(Bounding box entries)
>>

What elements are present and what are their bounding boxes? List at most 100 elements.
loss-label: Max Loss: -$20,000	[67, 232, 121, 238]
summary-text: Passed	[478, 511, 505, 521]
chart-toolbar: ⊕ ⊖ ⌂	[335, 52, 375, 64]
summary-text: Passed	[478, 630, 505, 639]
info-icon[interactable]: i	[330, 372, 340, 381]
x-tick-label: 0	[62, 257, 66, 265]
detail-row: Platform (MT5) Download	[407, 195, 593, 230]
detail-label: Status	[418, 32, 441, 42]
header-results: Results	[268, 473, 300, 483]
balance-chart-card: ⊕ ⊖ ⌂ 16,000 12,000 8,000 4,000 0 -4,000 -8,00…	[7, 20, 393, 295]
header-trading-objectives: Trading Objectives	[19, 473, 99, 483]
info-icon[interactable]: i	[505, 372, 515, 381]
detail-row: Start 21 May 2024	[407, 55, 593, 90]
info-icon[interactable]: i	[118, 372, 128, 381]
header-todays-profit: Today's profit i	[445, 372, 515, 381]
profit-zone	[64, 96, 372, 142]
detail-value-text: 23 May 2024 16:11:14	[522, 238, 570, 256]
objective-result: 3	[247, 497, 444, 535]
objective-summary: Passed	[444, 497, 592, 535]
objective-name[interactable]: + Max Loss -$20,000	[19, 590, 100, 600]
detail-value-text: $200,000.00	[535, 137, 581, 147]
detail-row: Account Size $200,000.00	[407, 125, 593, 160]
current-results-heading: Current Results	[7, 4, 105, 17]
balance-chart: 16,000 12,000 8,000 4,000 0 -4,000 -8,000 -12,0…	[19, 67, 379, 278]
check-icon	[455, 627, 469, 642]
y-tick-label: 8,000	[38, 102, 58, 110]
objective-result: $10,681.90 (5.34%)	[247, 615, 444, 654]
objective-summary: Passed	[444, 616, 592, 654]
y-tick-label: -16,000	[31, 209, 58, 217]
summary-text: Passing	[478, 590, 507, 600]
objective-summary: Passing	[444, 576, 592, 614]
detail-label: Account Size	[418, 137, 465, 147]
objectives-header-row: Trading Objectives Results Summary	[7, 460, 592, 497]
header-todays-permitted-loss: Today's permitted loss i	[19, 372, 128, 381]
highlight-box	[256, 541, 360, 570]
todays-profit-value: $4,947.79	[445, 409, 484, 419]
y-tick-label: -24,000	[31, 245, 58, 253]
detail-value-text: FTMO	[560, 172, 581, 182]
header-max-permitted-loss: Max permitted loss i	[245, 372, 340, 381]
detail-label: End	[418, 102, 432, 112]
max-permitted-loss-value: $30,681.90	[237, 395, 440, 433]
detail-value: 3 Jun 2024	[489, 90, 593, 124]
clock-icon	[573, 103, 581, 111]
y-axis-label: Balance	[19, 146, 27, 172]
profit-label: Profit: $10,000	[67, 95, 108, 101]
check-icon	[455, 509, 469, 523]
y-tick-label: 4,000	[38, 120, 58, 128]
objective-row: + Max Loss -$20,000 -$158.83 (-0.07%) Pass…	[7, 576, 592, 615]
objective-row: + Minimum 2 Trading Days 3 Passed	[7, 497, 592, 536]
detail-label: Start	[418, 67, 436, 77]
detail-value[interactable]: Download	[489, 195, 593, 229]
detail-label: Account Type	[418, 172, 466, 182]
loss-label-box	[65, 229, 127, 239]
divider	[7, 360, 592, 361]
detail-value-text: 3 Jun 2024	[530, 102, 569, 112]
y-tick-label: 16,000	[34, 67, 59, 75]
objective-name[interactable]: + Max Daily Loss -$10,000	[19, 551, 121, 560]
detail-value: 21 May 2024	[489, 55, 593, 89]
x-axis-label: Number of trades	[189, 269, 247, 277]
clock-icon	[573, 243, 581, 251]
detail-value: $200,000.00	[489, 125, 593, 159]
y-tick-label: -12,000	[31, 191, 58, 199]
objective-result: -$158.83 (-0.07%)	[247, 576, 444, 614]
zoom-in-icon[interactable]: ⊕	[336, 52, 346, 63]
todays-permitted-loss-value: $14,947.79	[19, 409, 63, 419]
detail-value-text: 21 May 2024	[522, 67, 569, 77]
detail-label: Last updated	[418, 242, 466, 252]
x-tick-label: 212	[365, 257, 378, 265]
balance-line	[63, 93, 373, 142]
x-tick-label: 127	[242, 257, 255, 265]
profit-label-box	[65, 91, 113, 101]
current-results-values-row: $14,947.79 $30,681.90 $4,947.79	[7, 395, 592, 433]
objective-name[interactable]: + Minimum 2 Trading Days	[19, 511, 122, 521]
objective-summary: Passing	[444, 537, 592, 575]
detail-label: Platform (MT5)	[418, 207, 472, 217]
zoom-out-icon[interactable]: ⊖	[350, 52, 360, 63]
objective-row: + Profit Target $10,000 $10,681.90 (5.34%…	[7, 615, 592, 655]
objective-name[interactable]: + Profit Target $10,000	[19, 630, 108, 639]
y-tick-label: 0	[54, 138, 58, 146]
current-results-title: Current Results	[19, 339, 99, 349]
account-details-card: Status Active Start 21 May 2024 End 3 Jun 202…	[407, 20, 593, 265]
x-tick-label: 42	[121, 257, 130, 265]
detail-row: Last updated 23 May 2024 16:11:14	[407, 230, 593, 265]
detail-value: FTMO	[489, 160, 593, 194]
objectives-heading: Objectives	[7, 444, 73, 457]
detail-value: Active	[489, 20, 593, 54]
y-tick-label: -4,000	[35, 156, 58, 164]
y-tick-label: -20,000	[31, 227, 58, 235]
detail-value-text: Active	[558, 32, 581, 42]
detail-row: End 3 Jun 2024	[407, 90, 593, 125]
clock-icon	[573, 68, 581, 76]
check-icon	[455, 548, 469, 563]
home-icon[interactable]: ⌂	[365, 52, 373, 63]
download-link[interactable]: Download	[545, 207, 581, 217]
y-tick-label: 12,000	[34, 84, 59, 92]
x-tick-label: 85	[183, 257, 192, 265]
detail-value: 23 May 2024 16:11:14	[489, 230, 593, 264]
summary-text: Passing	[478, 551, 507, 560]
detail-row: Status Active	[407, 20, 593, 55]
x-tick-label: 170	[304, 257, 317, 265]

<<

# Objective:
Return the records above word for word, from the first line through the line that contains "4, 105, 17]", with both of those lines included.

# Task solution:
What elements are present and what are their bounding boxes? List at most 100 elements.
loss-label: Max Loss: -$20,000	[67, 232, 121, 238]
summary-text: Passed	[478, 511, 505, 521]
chart-toolbar: ⊕ ⊖ ⌂	[335, 52, 375, 64]
summary-text: Passed	[478, 630, 505, 639]
info-icon[interactable]: i	[330, 372, 340, 381]
x-tick-label: 0	[62, 257, 66, 265]
detail-row: Platform (MT5) Download	[407, 195, 593, 230]
detail-label: Status	[418, 32, 441, 42]
header-results: Results	[268, 473, 300, 483]
balance-chart-card: ⊕ ⊖ ⌂ 16,000 12,000 8,000 4,000 0 -4,000 -8,00…	[7, 20, 393, 295]
header-trading-objectives: Trading Objectives	[19, 473, 99, 483]
info-icon[interactable]: i	[505, 372, 515, 381]
detail-row: Start 21 May 2024	[407, 55, 593, 90]
info-icon[interactable]: i	[118, 372, 128, 381]
header-todays-profit: Today's profit i	[445, 372, 515, 381]
profit-zone	[64, 96, 372, 142]
detail-value-text: 23 May 2024 16:11:14	[522, 238, 570, 256]
objective-result: 3	[247, 497, 444, 535]
objective-summary: Passed	[444, 497, 592, 535]
objective-name[interactable]: + Max Loss -$20,000	[19, 590, 100, 600]
detail-value-text: $200,000.00	[535, 137, 581, 147]
detail-row: Account Size $200,000.00	[407, 125, 593, 160]
current-results-heading: Current Results	[7, 4, 105, 17]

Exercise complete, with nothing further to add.